* What the exercise asks
Every line below must be reproduced exactly. Copy them all.

* Material for this task
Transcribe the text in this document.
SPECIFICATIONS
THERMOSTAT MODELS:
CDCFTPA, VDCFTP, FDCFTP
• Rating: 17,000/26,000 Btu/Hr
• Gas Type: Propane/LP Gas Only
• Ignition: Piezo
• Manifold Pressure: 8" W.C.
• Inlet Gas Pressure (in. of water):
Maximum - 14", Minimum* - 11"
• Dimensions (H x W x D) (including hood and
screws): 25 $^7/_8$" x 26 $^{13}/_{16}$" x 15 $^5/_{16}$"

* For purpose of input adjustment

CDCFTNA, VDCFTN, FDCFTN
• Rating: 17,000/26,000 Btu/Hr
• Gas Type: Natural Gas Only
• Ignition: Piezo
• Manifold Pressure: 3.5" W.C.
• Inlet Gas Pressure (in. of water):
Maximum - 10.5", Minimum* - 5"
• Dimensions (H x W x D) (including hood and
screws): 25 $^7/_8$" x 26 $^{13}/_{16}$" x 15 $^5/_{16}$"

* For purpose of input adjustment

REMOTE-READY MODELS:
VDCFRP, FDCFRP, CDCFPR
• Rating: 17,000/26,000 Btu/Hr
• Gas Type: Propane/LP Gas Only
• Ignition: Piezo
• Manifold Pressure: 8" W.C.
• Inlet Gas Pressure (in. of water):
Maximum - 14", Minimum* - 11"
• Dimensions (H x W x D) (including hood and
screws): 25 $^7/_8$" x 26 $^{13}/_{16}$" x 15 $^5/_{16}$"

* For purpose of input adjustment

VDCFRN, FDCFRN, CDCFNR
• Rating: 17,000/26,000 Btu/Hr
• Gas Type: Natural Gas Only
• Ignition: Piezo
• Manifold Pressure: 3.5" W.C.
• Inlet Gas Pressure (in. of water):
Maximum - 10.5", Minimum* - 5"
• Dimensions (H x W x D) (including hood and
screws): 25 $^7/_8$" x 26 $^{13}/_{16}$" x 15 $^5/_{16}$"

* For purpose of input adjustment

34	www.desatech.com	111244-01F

* Response to this exercise
Transcribe the text in this document.
SPECIFICATIONS
THERMOSTAT MODELS:
CDCFTPA, VDCFTP, FDCFTP
• Rating: 17,000/26,000 Btu/Hr
• Gas Type: Propane/LP Gas Only
• Ignition: Piezo
• Manifold Pressure: 8" W.C.
• Inlet Gas Pressure (in. of water):
Maximum - 14", Minimum* - 11"
• Dimensions (H x W x D) (including hood and
screws): 25 $^7/_8$" x 26 $^{13}/_{16}$" x 15 $^5/_{16}$"

* For purpose of input adjustment

CDCFTNA, VDCFTN, FDCFTN
• Rating: 17,000/26,000 Btu/Hr
• Gas Type: Natural Gas Only
• Ignition: Piezo
• Manifold Pressure: 3.5" W.C.
• Inlet Gas Pressure (in. of water):
Maximum - 10.5", Minimum* - 5"
• Dimensions (H x W x D) (including hood and
screws): 25 $^7/_8$" x 26 $^{13}/_{16}$" x 15 $^5/_{16}$"

* For purpose of input adjustment

REMOTE-READY MODELS:
VDCFRP, FDCFRP, CDCFPR
• Rating: 17,000/26,000 Btu/Hr
• Gas Type: Propane/LP Gas Only
• Ignition: Piezo
• Manifold Pressure: 8" W.C.
• Inlet Gas Pressure (in. of water):
Maximum - 14", Minimum* - 11"
• Dimensions (H x W x D) (including hood and
screws): 25 $^7/_8$" x 26 $^{13}/_{16}$" x 15 $^5/_{16}$"

* For purpose of input adjustment

VDCFRN, FDCFRN, CDCFNR
• Rating: 17,000/26,000 Btu/Hr
• Gas Type: Natural Gas Only
• Ignition: Piezo
• Manifold Pressure: 3.5" W.C.
• Inlet Gas Pressure (in. of water):
Maximum - 10.5", Minimum* - 5"
• Dimensions (H x W x D) (including hood and
screws): 25 $^7/_8$" x 26 $^{13}/_{16}$" x 15 $^5/_{16}$"

* For purpose of input adjustment

34	www.desatech.com	111244-01F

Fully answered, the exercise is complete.